* start DATA PROVIDED *

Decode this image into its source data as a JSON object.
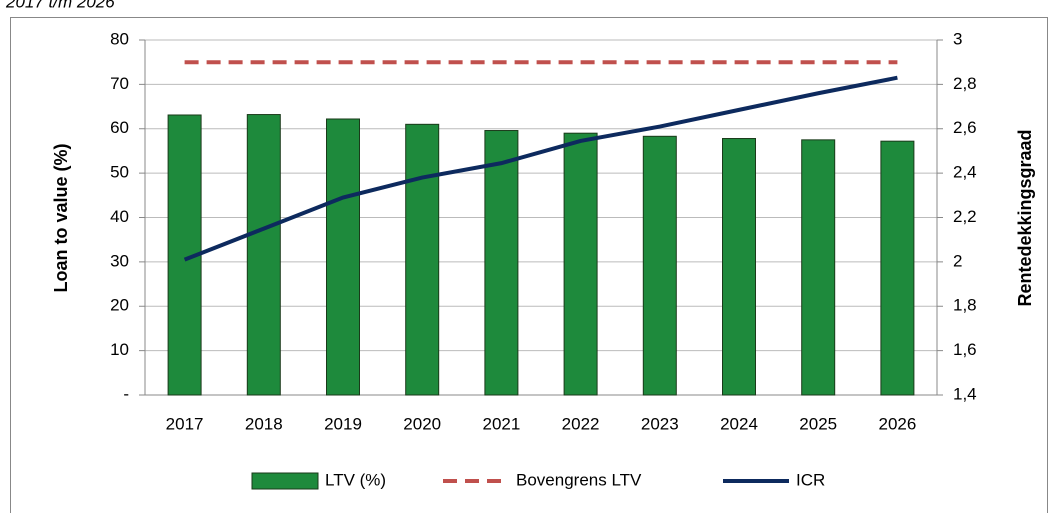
{
  "chart_data": {
    "type": "bar",
    "subtitle": "2017 t/m 2026",
    "categories": [
      "2017",
      "2018",
      "2019",
      "2020",
      "2021",
      "2022",
      "2023",
      "2024",
      "2025",
      "2026"
    ],
    "series": [
      {
        "name": "LTV (%)",
        "type": "bar",
        "color": "#1e8a3c",
        "values": [
          63.1,
          63.2,
          62.2,
          61.0,
          59.6,
          59.0,
          58.3,
          57.8,
          57.5,
          57.2
        ]
      },
      {
        "name": "Bovengrens LTV",
        "type": "dashed-line",
        "color": "#c0504d",
        "values": [
          75,
          75,
          75,
          75,
          75,
          75,
          75,
          75,
          75,
          75
        ]
      },
      {
        "name": "ICR",
        "type": "line",
        "axis": "y2",
        "color": "#0d2a5e",
        "values": [
          2.01,
          2.15,
          2.29,
          2.38,
          2.445,
          2.545,
          2.61,
          2.685,
          2.76,
          2.83
        ]
      }
    ],
    "ylabel": "Loan to value (%)",
    "y2label": "Rentedekkingsgraad",
    "ylim": [
      0,
      80
    ],
    "yticks": [
      {
        "value": 0,
        "label": "-"
      },
      10,
      20,
      30,
      40,
      50,
      60,
      70,
      80
    ],
    "y2lim": [
      1.4,
      3
    ],
    "y2ticks": [
      {
        "value": 1.4,
        "label": "1,4"
      },
      {
        "value": 1.6,
        "label": "1,6"
      },
      {
        "value": 1.8,
        "label": "1,8"
      },
      2,
      {
        "value": 2.2,
        "label": "2,2"
      },
      {
        "value": 2.4,
        "label": "2,4"
      },
      {
        "value": 2.6,
        "label": "2,6"
      },
      {
        "value": 2.8,
        "label": "2,8"
      },
      3
    ],
    "grid": true,
    "legend": "bottom"
  }
}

* end DATA PROVIDED *

Search the entries for the word "type" and copy every line that has it.

    "type": "bar",
        "type": "bar",
        "type": "dashed-line",
        "type": "line",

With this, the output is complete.